(Entries of boxed elements)
# # # #

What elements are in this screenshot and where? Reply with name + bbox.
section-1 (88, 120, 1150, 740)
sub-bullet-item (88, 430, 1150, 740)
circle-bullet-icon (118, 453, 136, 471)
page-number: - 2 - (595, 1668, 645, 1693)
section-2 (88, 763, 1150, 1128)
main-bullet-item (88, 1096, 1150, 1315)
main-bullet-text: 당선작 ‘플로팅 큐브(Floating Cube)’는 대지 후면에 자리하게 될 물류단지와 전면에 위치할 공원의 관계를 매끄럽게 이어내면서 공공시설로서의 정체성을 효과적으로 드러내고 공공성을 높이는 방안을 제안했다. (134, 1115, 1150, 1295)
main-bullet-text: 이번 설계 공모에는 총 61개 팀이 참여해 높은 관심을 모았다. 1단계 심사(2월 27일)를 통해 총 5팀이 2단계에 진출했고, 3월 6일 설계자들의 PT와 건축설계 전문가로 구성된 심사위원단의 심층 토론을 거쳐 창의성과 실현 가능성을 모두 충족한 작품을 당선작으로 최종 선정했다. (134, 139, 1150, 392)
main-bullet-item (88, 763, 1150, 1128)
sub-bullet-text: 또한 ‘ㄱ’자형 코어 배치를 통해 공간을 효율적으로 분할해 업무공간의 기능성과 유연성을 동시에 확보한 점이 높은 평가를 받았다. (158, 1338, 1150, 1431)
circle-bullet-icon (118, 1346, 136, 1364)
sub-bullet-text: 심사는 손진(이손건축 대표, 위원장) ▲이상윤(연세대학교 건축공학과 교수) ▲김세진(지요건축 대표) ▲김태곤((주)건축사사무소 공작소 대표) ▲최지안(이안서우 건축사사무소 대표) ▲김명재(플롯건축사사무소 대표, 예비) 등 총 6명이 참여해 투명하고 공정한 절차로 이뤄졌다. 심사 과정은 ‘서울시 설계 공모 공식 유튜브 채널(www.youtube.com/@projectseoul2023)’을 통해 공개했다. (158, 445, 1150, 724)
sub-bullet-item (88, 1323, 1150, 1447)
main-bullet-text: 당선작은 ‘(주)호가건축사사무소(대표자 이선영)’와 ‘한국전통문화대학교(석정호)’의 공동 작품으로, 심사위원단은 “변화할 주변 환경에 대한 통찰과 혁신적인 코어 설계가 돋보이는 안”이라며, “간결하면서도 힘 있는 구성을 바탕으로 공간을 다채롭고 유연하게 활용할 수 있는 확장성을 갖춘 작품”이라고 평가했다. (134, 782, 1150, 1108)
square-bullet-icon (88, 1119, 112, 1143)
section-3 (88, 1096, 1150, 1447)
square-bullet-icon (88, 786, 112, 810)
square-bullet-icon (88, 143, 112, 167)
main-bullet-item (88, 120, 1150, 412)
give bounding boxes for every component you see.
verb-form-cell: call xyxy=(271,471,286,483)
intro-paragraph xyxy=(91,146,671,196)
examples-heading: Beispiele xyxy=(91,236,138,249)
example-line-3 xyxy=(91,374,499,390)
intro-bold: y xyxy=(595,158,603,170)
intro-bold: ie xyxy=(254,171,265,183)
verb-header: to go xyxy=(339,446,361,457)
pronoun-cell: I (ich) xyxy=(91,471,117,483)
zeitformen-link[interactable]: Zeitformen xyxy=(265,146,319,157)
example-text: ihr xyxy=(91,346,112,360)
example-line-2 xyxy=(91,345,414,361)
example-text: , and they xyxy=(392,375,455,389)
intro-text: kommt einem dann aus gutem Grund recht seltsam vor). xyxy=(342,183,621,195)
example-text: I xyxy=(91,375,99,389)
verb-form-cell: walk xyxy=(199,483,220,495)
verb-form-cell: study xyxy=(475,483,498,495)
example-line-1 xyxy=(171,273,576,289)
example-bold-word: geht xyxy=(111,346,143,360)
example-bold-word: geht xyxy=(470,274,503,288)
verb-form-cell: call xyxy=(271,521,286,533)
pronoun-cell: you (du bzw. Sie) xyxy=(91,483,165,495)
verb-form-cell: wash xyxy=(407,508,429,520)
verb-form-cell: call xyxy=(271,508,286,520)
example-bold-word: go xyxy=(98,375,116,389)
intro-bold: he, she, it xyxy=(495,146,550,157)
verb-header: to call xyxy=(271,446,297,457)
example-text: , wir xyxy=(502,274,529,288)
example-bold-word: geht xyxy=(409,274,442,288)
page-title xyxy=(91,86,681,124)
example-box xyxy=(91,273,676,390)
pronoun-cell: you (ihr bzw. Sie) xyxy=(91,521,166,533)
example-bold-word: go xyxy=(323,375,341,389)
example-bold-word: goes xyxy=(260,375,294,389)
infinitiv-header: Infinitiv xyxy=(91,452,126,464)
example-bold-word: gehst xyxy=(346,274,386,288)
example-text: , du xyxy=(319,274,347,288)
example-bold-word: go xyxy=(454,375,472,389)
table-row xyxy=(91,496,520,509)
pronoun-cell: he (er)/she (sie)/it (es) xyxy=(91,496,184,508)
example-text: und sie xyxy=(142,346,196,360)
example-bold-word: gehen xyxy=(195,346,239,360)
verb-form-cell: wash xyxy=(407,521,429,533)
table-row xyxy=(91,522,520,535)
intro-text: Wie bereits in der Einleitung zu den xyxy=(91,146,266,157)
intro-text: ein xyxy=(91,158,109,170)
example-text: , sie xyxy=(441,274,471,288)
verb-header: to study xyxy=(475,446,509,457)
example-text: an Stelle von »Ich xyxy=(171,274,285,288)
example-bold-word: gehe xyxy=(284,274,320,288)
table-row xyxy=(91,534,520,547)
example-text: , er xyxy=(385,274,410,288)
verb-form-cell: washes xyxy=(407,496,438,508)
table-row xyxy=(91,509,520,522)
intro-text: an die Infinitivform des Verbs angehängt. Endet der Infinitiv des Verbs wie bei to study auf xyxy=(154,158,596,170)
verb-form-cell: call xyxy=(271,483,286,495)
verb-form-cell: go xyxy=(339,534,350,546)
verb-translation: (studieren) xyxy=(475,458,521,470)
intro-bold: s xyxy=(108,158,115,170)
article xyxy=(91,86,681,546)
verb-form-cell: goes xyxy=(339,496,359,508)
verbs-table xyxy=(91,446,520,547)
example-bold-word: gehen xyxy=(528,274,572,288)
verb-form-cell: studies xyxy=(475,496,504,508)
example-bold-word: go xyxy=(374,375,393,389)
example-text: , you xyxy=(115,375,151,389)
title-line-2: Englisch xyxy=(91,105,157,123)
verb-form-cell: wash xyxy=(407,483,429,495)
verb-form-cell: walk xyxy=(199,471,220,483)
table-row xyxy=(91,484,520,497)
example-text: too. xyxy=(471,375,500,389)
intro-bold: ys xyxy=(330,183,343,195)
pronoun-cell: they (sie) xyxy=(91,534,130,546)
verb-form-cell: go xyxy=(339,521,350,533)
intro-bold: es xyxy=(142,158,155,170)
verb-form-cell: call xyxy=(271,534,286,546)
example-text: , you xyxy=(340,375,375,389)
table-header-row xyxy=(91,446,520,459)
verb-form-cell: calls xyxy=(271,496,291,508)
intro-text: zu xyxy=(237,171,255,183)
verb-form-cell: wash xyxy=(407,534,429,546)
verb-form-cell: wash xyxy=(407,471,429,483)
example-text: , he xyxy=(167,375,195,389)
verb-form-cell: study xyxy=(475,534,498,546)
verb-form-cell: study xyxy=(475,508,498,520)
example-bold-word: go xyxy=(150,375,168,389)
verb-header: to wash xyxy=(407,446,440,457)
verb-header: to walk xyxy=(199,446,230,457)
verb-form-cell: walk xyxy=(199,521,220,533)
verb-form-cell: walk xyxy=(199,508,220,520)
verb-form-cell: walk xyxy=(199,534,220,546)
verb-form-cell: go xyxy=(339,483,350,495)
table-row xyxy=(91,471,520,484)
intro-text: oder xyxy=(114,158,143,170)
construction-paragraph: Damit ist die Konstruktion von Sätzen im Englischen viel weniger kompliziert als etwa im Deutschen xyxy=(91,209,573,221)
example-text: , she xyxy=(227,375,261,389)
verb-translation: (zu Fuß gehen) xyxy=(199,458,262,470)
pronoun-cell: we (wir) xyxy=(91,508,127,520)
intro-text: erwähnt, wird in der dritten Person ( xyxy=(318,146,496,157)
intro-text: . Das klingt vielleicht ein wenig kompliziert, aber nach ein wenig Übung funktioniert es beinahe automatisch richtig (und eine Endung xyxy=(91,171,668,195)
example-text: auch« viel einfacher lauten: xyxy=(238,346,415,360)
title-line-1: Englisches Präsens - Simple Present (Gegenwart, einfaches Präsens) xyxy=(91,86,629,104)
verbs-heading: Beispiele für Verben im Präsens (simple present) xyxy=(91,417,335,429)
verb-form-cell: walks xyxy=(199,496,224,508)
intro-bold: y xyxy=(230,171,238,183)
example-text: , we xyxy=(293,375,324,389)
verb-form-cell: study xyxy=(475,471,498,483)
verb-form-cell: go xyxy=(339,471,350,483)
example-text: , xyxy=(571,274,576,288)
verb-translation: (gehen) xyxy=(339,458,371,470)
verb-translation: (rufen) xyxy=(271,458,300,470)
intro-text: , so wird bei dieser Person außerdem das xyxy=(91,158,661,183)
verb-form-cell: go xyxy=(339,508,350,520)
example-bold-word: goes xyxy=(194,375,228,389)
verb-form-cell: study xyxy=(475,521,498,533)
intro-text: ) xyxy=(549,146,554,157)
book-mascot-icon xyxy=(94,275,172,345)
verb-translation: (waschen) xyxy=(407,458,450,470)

# # # #

→ GIVEN REQUEST: Please filter the entries above, keeping only the lines that contain the string "square". Matching is case-sensitive.

→ WRITTEN RESPONSE:
square-bullet-icon (88, 1119, 112, 1143)
square-bullet-icon (88, 786, 112, 810)
square-bullet-icon (88, 143, 112, 167)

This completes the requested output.